■ STATED PROBLEM:
Each line from the one containing "What data populates" through the end of the listing below must be copied exactly; pictures are excluded.

[Dataset items]
==========
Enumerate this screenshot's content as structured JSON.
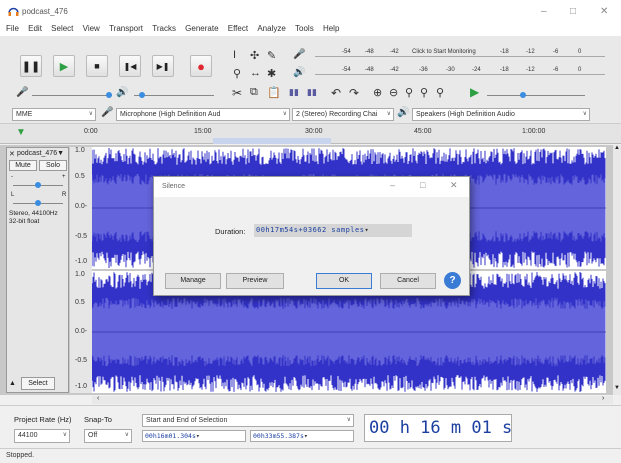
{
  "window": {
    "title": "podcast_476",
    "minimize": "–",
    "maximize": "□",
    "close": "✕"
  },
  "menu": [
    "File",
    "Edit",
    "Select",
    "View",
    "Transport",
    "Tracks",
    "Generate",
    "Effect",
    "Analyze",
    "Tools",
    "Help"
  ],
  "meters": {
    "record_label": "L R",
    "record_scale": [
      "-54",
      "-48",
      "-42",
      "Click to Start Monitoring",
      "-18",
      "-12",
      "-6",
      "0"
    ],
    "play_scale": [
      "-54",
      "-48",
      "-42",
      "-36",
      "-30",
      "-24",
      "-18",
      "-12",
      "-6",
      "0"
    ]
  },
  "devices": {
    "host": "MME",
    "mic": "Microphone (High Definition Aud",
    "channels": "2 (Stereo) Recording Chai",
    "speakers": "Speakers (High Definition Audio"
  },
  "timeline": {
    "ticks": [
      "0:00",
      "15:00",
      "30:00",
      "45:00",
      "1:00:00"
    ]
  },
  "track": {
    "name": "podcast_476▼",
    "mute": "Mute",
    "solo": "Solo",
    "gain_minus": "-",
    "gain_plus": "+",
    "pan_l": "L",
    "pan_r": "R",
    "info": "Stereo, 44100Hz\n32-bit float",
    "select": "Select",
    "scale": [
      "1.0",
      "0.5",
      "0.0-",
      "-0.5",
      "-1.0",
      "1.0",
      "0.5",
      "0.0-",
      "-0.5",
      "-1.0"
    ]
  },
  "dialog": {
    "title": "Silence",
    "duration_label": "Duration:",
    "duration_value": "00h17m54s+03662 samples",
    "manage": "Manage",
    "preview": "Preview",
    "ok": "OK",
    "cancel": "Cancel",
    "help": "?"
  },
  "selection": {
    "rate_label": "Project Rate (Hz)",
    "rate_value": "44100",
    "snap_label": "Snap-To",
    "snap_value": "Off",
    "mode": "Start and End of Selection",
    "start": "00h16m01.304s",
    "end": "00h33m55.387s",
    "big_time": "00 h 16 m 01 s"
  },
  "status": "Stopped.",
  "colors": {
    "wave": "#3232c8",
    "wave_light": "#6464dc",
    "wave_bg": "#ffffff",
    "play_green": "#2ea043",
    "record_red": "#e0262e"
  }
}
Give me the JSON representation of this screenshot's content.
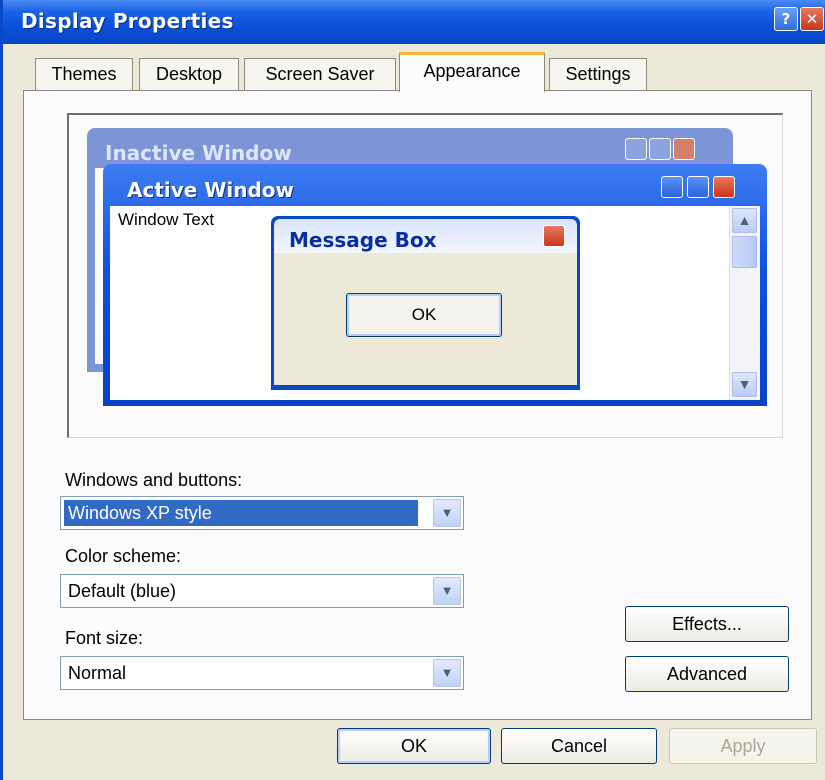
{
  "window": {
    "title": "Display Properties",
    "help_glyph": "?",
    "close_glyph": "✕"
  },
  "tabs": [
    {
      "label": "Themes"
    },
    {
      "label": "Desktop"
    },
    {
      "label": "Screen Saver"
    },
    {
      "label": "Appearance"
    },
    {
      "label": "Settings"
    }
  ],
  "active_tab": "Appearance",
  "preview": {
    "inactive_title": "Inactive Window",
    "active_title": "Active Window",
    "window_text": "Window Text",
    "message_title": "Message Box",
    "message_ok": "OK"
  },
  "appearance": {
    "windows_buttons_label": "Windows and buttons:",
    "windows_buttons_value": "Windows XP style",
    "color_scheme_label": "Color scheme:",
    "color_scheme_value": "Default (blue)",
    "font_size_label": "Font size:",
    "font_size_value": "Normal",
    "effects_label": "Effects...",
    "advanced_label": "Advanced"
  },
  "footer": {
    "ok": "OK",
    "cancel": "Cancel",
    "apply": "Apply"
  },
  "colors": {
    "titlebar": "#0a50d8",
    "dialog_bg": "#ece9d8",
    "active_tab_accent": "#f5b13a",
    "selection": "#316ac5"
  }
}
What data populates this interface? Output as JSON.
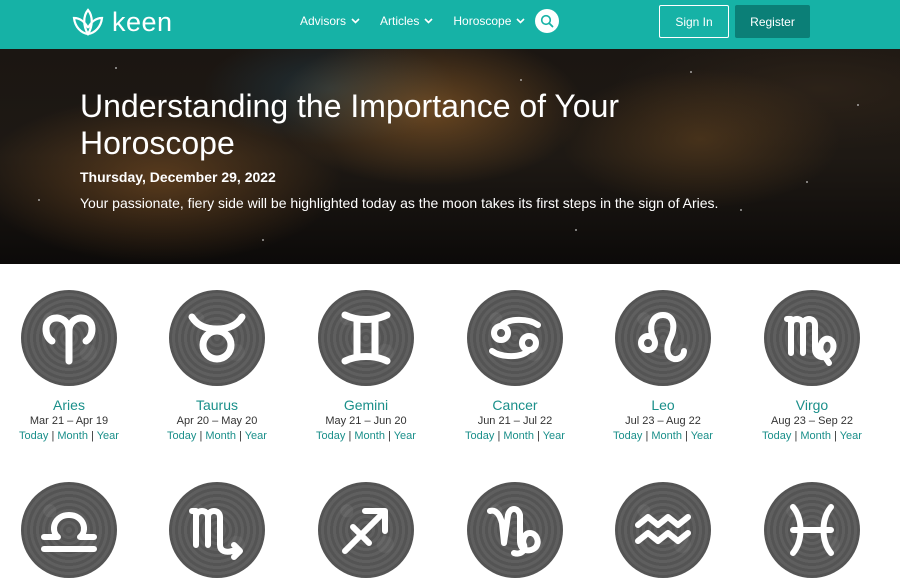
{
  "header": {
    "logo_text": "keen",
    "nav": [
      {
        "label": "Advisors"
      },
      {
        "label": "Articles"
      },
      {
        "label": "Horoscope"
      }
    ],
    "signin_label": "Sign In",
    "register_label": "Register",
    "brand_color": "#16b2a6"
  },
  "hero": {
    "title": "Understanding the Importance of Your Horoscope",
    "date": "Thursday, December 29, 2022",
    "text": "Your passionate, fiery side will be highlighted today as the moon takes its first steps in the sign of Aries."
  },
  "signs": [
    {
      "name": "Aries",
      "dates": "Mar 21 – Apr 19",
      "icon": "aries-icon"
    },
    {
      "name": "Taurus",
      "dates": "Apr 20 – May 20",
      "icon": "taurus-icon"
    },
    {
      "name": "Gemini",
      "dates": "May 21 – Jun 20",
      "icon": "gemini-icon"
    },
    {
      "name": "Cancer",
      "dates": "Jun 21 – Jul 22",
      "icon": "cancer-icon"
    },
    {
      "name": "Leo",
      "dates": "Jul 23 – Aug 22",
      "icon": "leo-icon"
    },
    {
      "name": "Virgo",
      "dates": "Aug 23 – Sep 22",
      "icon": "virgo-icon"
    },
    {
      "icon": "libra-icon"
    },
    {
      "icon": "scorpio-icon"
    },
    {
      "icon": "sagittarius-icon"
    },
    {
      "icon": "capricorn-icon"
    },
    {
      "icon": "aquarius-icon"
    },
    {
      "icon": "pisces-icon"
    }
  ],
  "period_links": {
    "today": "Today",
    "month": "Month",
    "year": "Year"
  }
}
==========
■ EXPECTED OUTPUT:
What data populates this interface? Output as JSON.
{
  "header": {
    "logo_text": "keen",
    "nav": [
      {
        "label": "Advisors"
      },
      {
        "label": "Articles"
      },
      {
        "label": "Horoscope"
      }
    ],
    "signin_label": "Sign In",
    "register_label": "Register",
    "brand_color": "#16b2a6"
  },
  "hero": {
    "title": "Understanding the Importance of Your Horoscope",
    "date": "Thursday, December 29, 2022",
    "text": "Your passionate, fiery side will be highlighted today as the moon takes its first steps in the sign of Aries."
  },
  "signs": [
    {
      "name": "Aries",
      "dates": "Mar 21 – Apr 19",
      "icon": "aries-icon"
    },
    {
      "name": "Taurus",
      "dates": "Apr 20 – May 20",
      "icon": "taurus-icon"
    },
    {
      "name": "Gemini",
      "dates": "May 21 – Jun 20",
      "icon": "gemini-icon"
    },
    {
      "name": "Cancer",
      "dates": "Jun 21 – Jul 22",
      "icon": "cancer-icon"
    },
    {
      "name": "Leo",
      "dates": "Jul 23 – Aug 22",
      "icon": "leo-icon"
    },
    {
      "name": "Virgo",
      "dates": "Aug 23 – Sep 22",
      "icon": "virgo-icon"
    },
    {
      "icon": "libra-icon"
    },
    {
      "icon": "scorpio-icon"
    },
    {
      "icon": "sagittarius-icon"
    },
    {
      "icon": "capricorn-icon"
    },
    {
      "icon": "aquarius-icon"
    },
    {
      "icon": "pisces-icon"
    }
  ],
  "period_links": {
    "today": "Today",
    "month": "Month",
    "year": "Year"
  }
}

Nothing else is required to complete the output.